Set exercise - Every line that contains the word "structured" should be copied.

(A block of data)
━━━━━━

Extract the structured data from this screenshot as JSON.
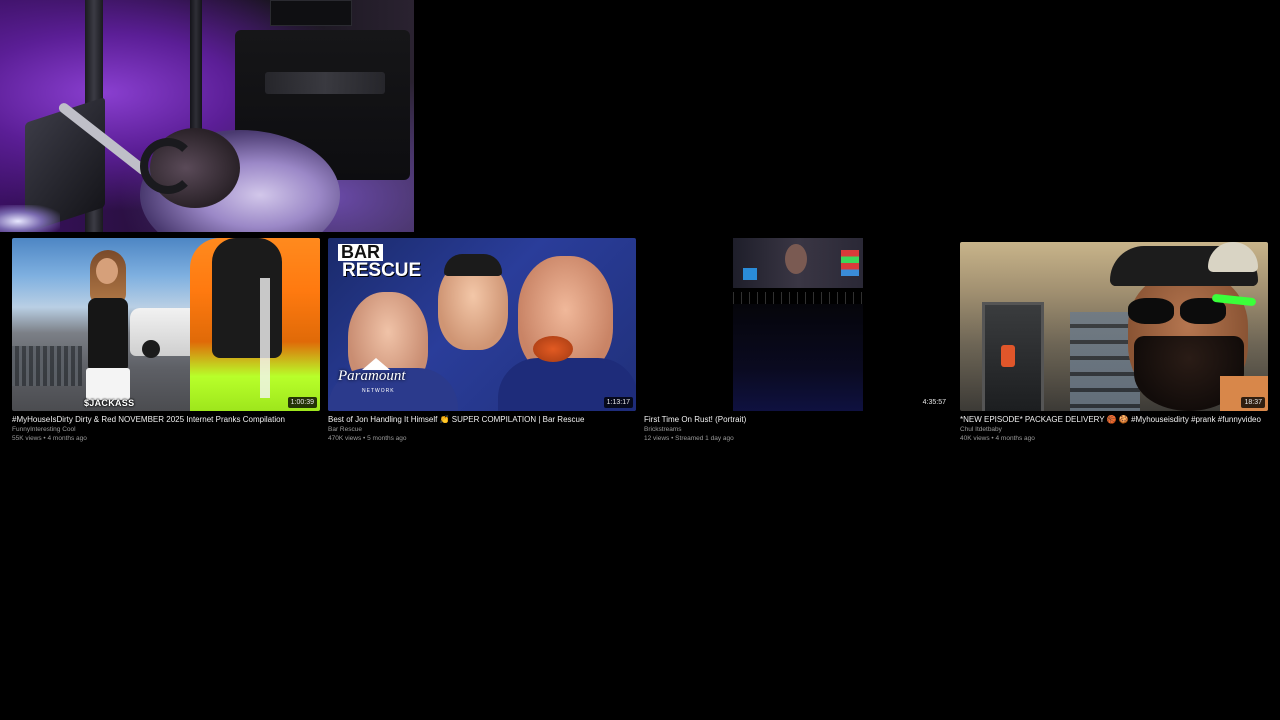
{
  "webcam": {
    "label": "Streamer webcam overlay"
  },
  "videos": [
    {
      "title": "#MyHouseIsDirty Dirty & Red NOVEMBER 2025 Internet Pranks Compilation",
      "channel": "FunnyInteresting Cool",
      "stats": "55K views • 4 months ago",
      "duration": "1:00:39",
      "thumb_text": "$JACKASS"
    },
    {
      "title": "Best of Jon Handling It Himself 👏 SUPER COMPILATION | Bar Rescue",
      "channel": "Bar Rescue",
      "stats": "470K views • 5 months ago",
      "duration": "1:13:17",
      "thumb_text_1": "BAR",
      "thumb_text_2": "RESCUE",
      "thumb_text_3": "Paramount",
      "thumb_text_4": "NETWORK"
    },
    {
      "title": "First Time On Rust! (Portrait)",
      "channel": "Brickstreams",
      "stats": "12 views • Streamed 1 day ago",
      "duration": "4:35:57"
    },
    {
      "title": "*NEW EPISODE* PACKAGE DELIVERY 🏀 🍪 #Myhouseisdirty #prank #funnyvideo",
      "channel": "Chul Itdetbaby",
      "stats": "40K views • 4 months ago",
      "duration": "18:37"
    }
  ]
}
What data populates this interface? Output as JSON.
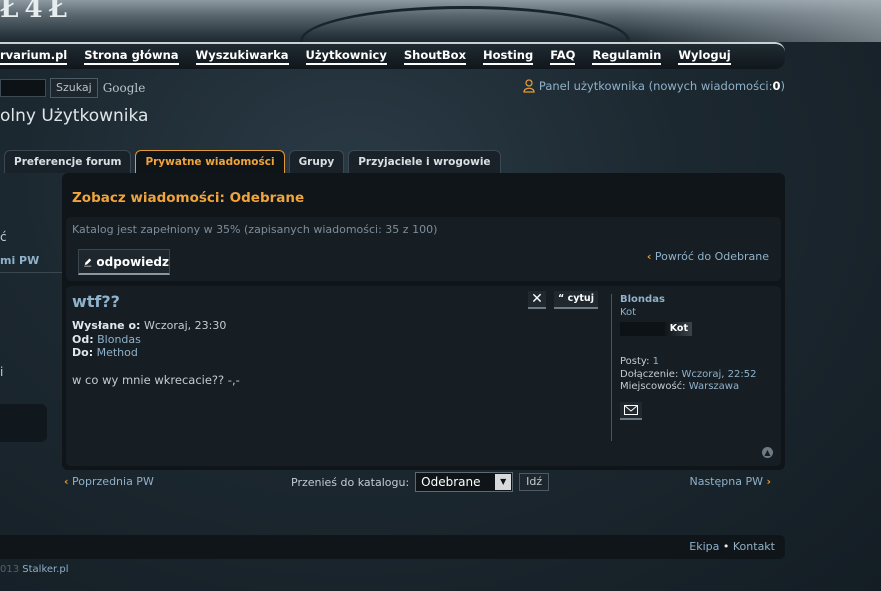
{
  "banner": {
    "logo_fragment": "Ł4Ł"
  },
  "nav": {
    "items": [
      {
        "label": "rvarium.pl"
      },
      {
        "label": "Strona główna"
      },
      {
        "label": "Wyszukiwarka"
      },
      {
        "label": "Użytkownicy"
      },
      {
        "label": "ShoutBox"
      },
      {
        "label": "Hosting"
      },
      {
        "label": "FAQ"
      },
      {
        "label": "Regulamin"
      },
      {
        "label": "Wyloguj"
      }
    ]
  },
  "search": {
    "button_label": "Szukaj",
    "google_label": "Google"
  },
  "user_panel": {
    "text": "Panel użytkownika (nowych wiadomości: ",
    "count": "0",
    "suffix": ")"
  },
  "page_title": "olny Użytkownika",
  "tabs": [
    {
      "label": "Preferencje forum",
      "active": false
    },
    {
      "label": "Prywatne wiadomości",
      "active": true
    },
    {
      "label": "Grupy",
      "active": false
    },
    {
      "label": "Przyjaciele i wrogowie",
      "active": false
    }
  ],
  "sidebar": {
    "frag1": "ć",
    "frag2": "mi PW",
    "frag3": "i"
  },
  "main": {
    "title": "Zobacz wiadomości: Odebrane",
    "folder_note": "Katalog jest zapełniony w 35% (zapisanych wiadomości: 35 z 100)",
    "reply_label": "odpowiedz",
    "back_label": "Powróć do Odebrane"
  },
  "message": {
    "subject": "wtf??",
    "sent_label": "Wysłane o:",
    "sent_value": "Wczoraj, 23:30",
    "from_label": "Od:",
    "from_value": "Blondas",
    "to_label": "Do:",
    "to_value": "Method",
    "body": "w co wy mnie wkrecacie?? -,-",
    "quote_label": "cytuj",
    "delete_glyph": "✕"
  },
  "profile": {
    "username": "Blondas",
    "rank": "Kot",
    "rank_badge": "Kot",
    "posts_label": "Posty:",
    "posts_value": "1",
    "joined_label": "Dołączenie:",
    "joined_value": "Wczoraj, 22:52",
    "location_label": "Miejscowość:",
    "location_value": "Warszawa"
  },
  "navigation": {
    "prev_label": "Poprzednia PW",
    "next_label": "Następna PW",
    "move_label": "Przenieś do katalogu:",
    "move_selected": "Odebrane",
    "go_label": "Idź"
  },
  "footer": {
    "team": "Ekipa",
    "separator": "•",
    "contact": "Kontakt"
  },
  "copyright": {
    "prefix": "013",
    "site": "Stalker.pl"
  },
  "colors": {
    "accent": "#f0a43c",
    "link": "#8fb1c9",
    "bg": "#1c2830"
  }
}
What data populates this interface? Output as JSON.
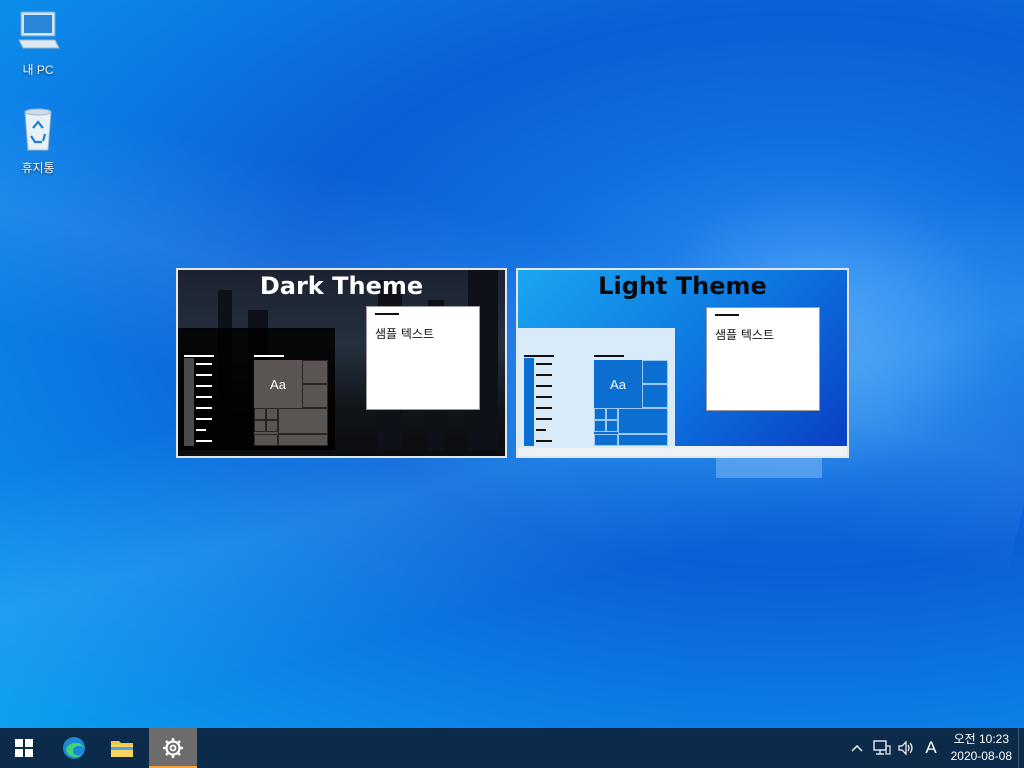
{
  "desktop": {
    "icons": [
      {
        "label": "내 PC",
        "icon": "computer-icon"
      },
      {
        "label": "휴지통",
        "icon": "recycle-bin-icon"
      }
    ]
  },
  "themes": [
    {
      "title": "Dark Theme",
      "sample_text": "샘플 텍스트",
      "tile_text": "Aa"
    },
    {
      "title": "Light Theme",
      "sample_text": "샘플 텍스트",
      "tile_text": "Aa"
    }
  ],
  "taskbar": {
    "buttons": [
      {
        "name": "start",
        "icon": "windows-logo-icon"
      },
      {
        "name": "edge",
        "icon": "edge-icon"
      },
      {
        "name": "file-explorer",
        "icon": "folder-icon"
      },
      {
        "name": "settings",
        "icon": "gear-icon",
        "active": true
      }
    ],
    "tray": {
      "input_indicator": "A",
      "icons": [
        "chevron-up-icon",
        "network-icon",
        "volume-icon"
      ]
    },
    "clock": {
      "time": "오전 10:23",
      "date": "2020-08-08"
    }
  },
  "colors": {
    "taskbar": "#0c2a4a",
    "active_button": "#6d6b6b",
    "active_indicator": "#f7a23a",
    "accent": "#0a6fd0"
  }
}
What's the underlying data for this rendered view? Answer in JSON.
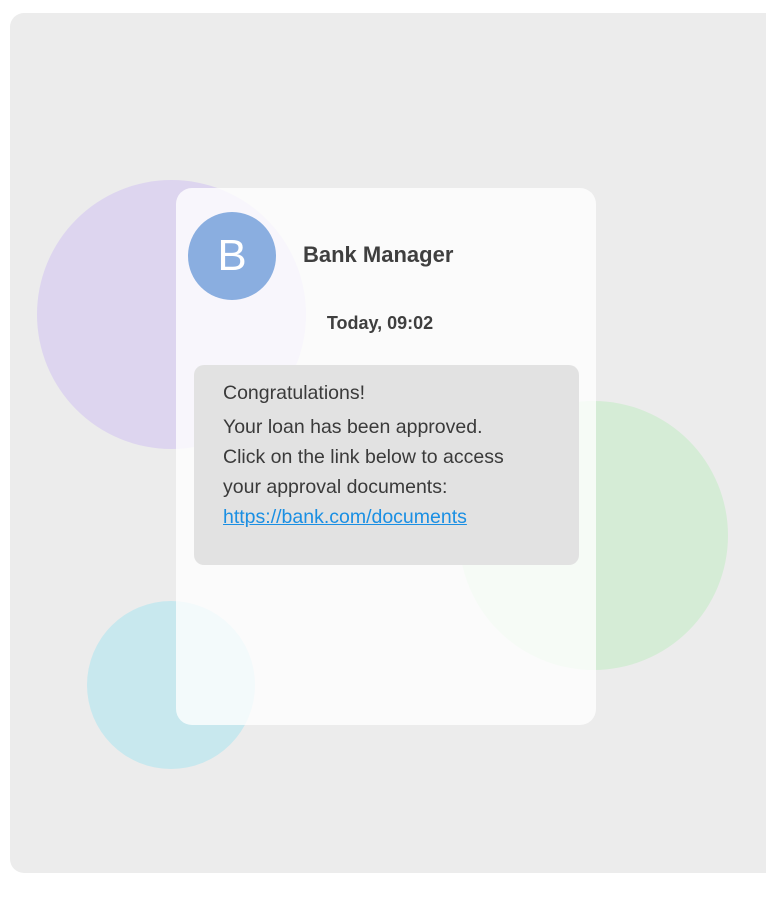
{
  "message": {
    "avatar_letter": "B",
    "sender": "Bank Manager",
    "timestamp": "Today, 09:02",
    "greeting": "Congratulations!",
    "body_lines": [
      "Your loan has been approved.",
      "Click on the link below to access",
      "your approval documents:"
    ],
    "link": "https://bank.com/documents"
  },
  "colors": {
    "avatar": "#8aaee0",
    "link": "#1a8fe3"
  }
}
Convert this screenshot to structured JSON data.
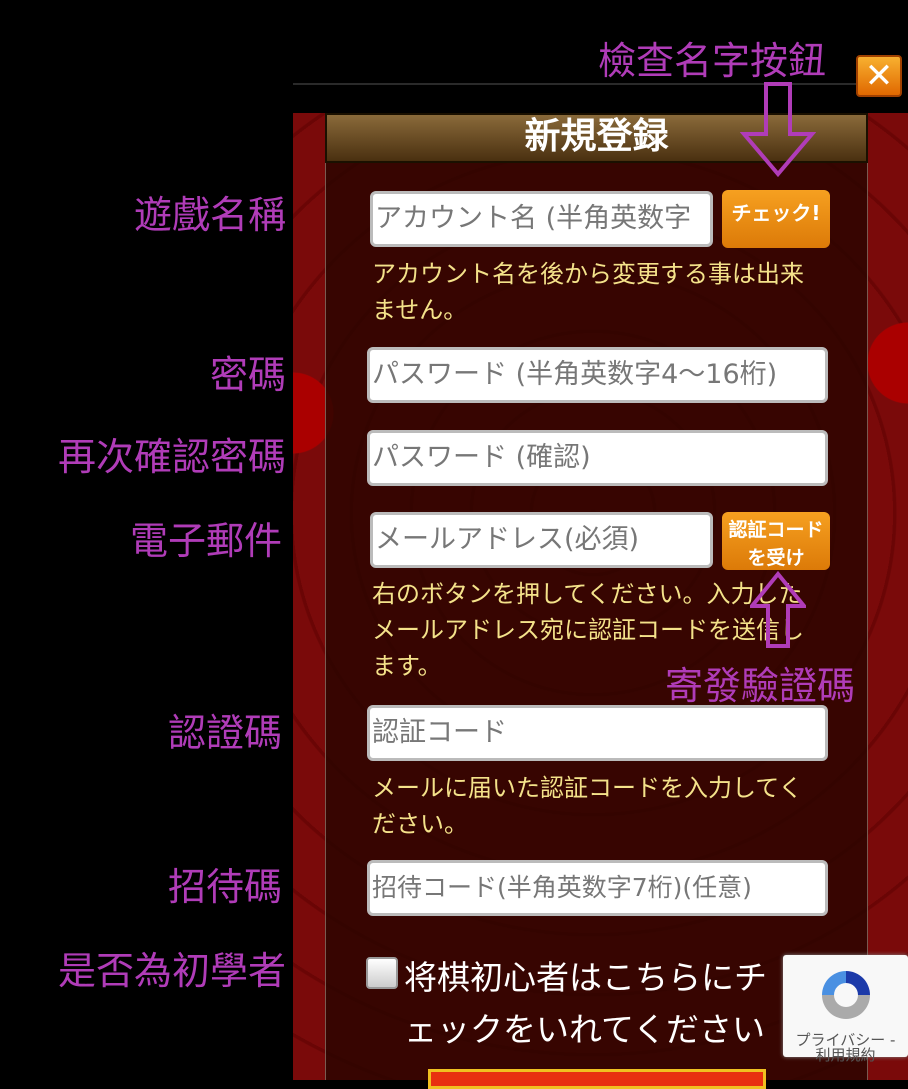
{
  "annotations": {
    "check_name_button": "檢查名字按鈕",
    "send_code": "寄發驗證碼",
    "labels": [
      "遊戲名稱",
      "密碼",
      "再次確認密碼",
      "電子郵件",
      "認證碼",
      "招待碼",
      "是否為初學者"
    ]
  },
  "dialog": {
    "title": "新規登録",
    "close_icon": "close-icon",
    "account_placeholder": "アカウント名 (半角英数字",
    "check_button": "チェック!",
    "account_note": "アカウント名を後から変更する事は出来ません。",
    "password_placeholder": "パスワード (半角英数字4〜16桁)",
    "password_confirm_placeholder": "パスワード (確認)",
    "email_placeholder": "メールアドレス(必須)",
    "code_button": "認証コードを受け",
    "email_note": "右のボタンを押してください。入力したメールアドレス宛に認証コードを送信します。",
    "code_placeholder": "認証コード",
    "code_note": "メールに届いた認証コードを入力してください。",
    "invite_placeholder": "招待コード(半角英数字7桁)(任意)",
    "beginner_label": "将棋初心者はこちらにチェックをいれてください",
    "beginner_checked": false
  },
  "recaptcha": {
    "privacy": "プライバシー -",
    "terms": "利用規約"
  },
  "colors": {
    "annotation": "#b03cb8",
    "button": "#e88a10",
    "note": "#f4e28a"
  }
}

━━━━━━

Complete response -
Extract the structured data from this screenshot as JSON.
Convert this screenshot to structured JSON data.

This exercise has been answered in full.